──────── TASK MATERIAL ────────

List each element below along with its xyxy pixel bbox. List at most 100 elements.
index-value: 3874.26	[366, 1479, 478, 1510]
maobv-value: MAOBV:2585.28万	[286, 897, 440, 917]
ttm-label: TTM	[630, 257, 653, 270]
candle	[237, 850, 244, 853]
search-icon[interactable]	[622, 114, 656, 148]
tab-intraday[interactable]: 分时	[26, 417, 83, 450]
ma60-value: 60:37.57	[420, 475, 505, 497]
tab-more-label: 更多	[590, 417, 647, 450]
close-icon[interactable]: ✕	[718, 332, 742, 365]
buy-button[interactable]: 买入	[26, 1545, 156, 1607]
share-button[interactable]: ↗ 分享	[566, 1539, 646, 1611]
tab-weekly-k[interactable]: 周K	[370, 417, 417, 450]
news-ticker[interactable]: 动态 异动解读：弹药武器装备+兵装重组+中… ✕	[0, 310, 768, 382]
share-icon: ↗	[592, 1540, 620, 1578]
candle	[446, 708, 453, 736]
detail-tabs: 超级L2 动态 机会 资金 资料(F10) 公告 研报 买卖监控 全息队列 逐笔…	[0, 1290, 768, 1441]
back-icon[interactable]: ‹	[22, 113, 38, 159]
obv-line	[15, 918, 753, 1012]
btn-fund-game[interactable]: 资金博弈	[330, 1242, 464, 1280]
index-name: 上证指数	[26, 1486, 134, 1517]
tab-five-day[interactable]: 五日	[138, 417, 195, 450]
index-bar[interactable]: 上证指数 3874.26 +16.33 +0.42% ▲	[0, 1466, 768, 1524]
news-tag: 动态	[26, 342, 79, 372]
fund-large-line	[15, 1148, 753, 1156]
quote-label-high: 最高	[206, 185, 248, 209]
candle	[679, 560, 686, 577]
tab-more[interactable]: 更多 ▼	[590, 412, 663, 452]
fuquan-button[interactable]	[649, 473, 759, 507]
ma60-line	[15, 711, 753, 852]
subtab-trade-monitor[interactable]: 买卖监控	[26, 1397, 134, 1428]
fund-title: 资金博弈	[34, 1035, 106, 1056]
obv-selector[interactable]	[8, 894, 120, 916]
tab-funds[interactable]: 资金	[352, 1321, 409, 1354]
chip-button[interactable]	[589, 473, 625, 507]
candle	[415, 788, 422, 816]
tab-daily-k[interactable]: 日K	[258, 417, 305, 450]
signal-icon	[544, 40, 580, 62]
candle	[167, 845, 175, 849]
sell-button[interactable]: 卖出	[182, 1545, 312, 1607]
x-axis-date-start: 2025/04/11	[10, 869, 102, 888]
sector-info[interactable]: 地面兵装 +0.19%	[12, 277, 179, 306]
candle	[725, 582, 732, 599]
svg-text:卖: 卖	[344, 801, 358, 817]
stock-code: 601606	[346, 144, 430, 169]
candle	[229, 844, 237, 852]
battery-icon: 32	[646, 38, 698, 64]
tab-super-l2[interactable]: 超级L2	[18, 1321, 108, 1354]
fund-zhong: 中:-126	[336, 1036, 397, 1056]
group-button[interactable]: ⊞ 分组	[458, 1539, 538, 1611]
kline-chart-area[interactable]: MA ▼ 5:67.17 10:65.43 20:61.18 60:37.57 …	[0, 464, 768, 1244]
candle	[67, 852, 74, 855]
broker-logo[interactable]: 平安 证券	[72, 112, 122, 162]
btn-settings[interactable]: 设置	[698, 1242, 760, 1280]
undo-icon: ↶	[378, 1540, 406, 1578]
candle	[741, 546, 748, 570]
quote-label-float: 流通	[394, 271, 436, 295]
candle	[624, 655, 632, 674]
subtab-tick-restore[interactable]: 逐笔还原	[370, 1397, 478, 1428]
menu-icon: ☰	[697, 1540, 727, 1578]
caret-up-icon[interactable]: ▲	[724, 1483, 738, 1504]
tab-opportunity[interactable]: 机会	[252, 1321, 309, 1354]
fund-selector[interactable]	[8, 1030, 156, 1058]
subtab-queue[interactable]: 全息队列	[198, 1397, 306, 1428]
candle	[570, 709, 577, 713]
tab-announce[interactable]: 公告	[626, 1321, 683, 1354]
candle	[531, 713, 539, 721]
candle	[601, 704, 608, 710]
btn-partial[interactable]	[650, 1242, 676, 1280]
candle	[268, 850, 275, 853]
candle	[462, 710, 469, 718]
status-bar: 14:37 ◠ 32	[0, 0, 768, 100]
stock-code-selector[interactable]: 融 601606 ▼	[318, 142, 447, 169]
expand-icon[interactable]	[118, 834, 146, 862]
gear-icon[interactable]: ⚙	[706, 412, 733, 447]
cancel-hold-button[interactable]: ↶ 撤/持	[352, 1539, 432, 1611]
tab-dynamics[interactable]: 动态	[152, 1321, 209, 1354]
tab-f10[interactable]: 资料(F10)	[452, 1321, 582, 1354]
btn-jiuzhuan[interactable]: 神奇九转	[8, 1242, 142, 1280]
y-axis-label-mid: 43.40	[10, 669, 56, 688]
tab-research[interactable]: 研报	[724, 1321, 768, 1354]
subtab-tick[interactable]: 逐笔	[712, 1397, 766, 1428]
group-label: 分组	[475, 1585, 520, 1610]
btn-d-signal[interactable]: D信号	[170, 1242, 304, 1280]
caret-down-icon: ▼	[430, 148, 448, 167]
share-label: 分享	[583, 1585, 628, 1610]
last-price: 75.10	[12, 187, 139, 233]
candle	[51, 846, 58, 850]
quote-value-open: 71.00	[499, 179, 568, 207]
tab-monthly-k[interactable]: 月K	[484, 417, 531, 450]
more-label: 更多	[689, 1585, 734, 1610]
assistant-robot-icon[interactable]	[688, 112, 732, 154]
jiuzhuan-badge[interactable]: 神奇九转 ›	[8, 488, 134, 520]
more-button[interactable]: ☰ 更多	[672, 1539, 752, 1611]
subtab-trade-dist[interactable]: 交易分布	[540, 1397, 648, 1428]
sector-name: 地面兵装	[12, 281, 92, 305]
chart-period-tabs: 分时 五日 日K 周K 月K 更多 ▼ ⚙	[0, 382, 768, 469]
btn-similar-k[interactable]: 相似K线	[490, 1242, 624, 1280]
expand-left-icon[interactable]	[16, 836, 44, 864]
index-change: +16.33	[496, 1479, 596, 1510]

────────

▶ **SHORT PROBLEM**
Extract every line of the records above and copy each one without a single change.

▶ **THE OUTPUT**
List each element below along with its xyxy pixel bbox. List at most 100 elements.
index-value: 3874.26	[366, 1479, 478, 1510]
maobv-value: MAOBV:2585.28万	[286, 897, 440, 917]
ttm-label: TTM	[630, 257, 653, 270]
candle	[237, 850, 244, 853]
search-icon[interactable]	[622, 114, 656, 148]
tab-intraday[interactable]: 分时	[26, 417, 83, 450]
ma60-value: 60:37.57	[420, 475, 505, 497]
tab-more-label: 更多	[590, 417, 647, 450]
close-icon[interactable]: ✕	[718, 332, 742, 365]
buy-button[interactable]: 买入	[26, 1545, 156, 1607]
share-button[interactable]: ↗ 分享	[566, 1539, 646, 1611]
tab-weekly-k[interactable]: 周K	[370, 417, 417, 450]
news-ticker[interactable]: 动态 异动解读：弹药武器装备+兵装重组+中… ✕	[0, 310, 768, 382]
share-icon: ↗	[592, 1540, 620, 1578]
candle	[446, 708, 453, 736]
detail-tabs: 超级L2 动态 机会 资金 资料(F10) 公告 研报 买卖监控 全息队列 逐笔…	[0, 1290, 768, 1441]
back-icon[interactable]: ‹	[22, 113, 38, 159]
obv-line	[15, 918, 753, 1012]
btn-fund-game[interactable]: 资金博弈	[330, 1242, 464, 1280]
index-name: 上证指数	[26, 1486, 134, 1517]
tab-five-day[interactable]: 五日	[138, 417, 195, 450]
index-bar[interactable]: 上证指数 3874.26 +16.33 +0.42% ▲	[0, 1466, 768, 1524]
news-tag: 动态	[26, 342, 79, 372]
fund-large-line	[15, 1148, 753, 1156]
quote-label-high: 最高	[206, 185, 248, 209]
candle	[679, 560, 686, 577]
tab-more[interactable]: 更多 ▼	[590, 412, 663, 452]
fuquan-button[interactable]	[649, 473, 759, 507]
ma60-line	[15, 711, 753, 852]
subtab-trade-monitor[interactable]: 买卖监控	[26, 1397, 134, 1428]
fund-title: 资金博弈	[34, 1035, 106, 1056]
obv-selector[interactable]	[8, 894, 120, 916]
tab-funds[interactable]: 资金	[352, 1321, 409, 1354]
chip-button[interactable]	[589, 473, 625, 507]
candle	[415, 788, 422, 816]
tab-daily-k[interactable]: 日K	[258, 417, 305, 450]
signal-icon	[544, 40, 580, 62]
candle	[167, 845, 175, 849]
sell-button[interactable]: 卖出	[182, 1545, 312, 1607]
x-axis-date-start: 2025/04/11	[10, 869, 102, 888]
sector-info[interactable]: 地面兵装 +0.19%	[12, 277, 179, 306]
candle	[725, 582, 732, 599]
svg-text:卖: 卖	[344, 801, 358, 817]
stock-code: 601606	[346, 144, 430, 169]
candle	[229, 844, 237, 852]
battery-icon: 32	[646, 38, 698, 64]
tab-super-l2[interactable]: 超级L2	[18, 1321, 108, 1354]
fund-zhong: 中:-126	[336, 1036, 397, 1056]
group-button[interactable]: ⊞ 分组	[458, 1539, 538, 1611]
kline-chart-area[interactable]: MA ▼ 5:67.17 10:65.43 20:61.18 60:37.57 …	[0, 464, 768, 1244]
candle	[67, 852, 74, 855]
broker-logo[interactable]: 平安 证券	[72, 112, 122, 162]
btn-settings[interactable]: 设置	[698, 1242, 760, 1280]
undo-icon: ↶	[378, 1540, 406, 1578]
candle	[741, 546, 748, 570]
quote-label-float: 流通	[394, 271, 436, 295]
candle	[624, 655, 632, 674]
subtab-tick-restore[interactable]: 逐笔还原	[370, 1397, 478, 1428]
menu-icon: ☰	[697, 1540, 727, 1578]
caret-up-icon[interactable]: ▲	[724, 1483, 738, 1504]
tab-opportunity[interactable]: 机会	[252, 1321, 309, 1354]
fund-selector[interactable]	[8, 1030, 156, 1058]
subtab-queue[interactable]: 全息队列	[198, 1397, 306, 1428]
candle	[570, 709, 577, 713]
tab-announce[interactable]: 公告	[626, 1321, 683, 1354]
candle	[531, 713, 539, 721]
candle	[601, 704, 608, 710]
btn-partial[interactable]	[650, 1242, 676, 1280]
candle	[268, 850, 275, 853]
candle	[462, 710, 469, 718]
status-bar: 14:37 ◠ 32	[0, 0, 768, 100]
stock-code-selector[interactable]: 融 601606 ▼	[318, 142, 447, 169]
expand-icon[interactable]	[118, 834, 146, 862]
gear-icon[interactable]: ⚙	[706, 412, 733, 447]
cancel-hold-button[interactable]: ↶ 撤/持	[352, 1539, 432, 1611]
tab-dynamics[interactable]: 动态	[152, 1321, 209, 1354]
tab-f10[interactable]: 资料(F10)	[452, 1321, 582, 1354]
btn-jiuzhuan[interactable]: 神奇九转	[8, 1242, 142, 1280]
y-axis-label-mid: 43.40	[10, 669, 56, 688]
tab-research[interactable]: 研报	[724, 1321, 768, 1354]
subtab-tick[interactable]: 逐笔	[712, 1397, 766, 1428]
group-label: 分组	[475, 1585, 520, 1610]
btn-d-signal[interactable]: D信号	[170, 1242, 304, 1280]
caret-down-icon: ▼	[430, 148, 448, 167]
share-label: 分享	[583, 1585, 628, 1610]
last-price: 75.10	[12, 187, 139, 233]
candle	[51, 846, 58, 850]
quote-value-open: 71.00	[499, 179, 568, 207]
tab-monthly-k[interactable]: 月K	[484, 417, 531, 450]
more-label: 更多	[689, 1585, 734, 1610]
assistant-robot-icon[interactable]	[688, 112, 732, 154]
jiuzhuan-badge[interactable]: 神奇九转 ›	[8, 488, 134, 520]
more-button[interactable]: ☰ 更多	[672, 1539, 752, 1611]
subtab-trade-dist[interactable]: 交易分布	[540, 1397, 648, 1428]
sector-name: 地面兵装	[12, 281, 92, 305]
chart-period-tabs: 分时 五日 日K 周K 月K 更多 ▼ ⚙	[0, 382, 768, 469]
btn-similar-k[interactable]: 相似K线	[490, 1242, 624, 1280]
expand-left-icon[interactable]	[16, 836, 44, 864]
index-change: +16.33	[496, 1479, 596, 1510]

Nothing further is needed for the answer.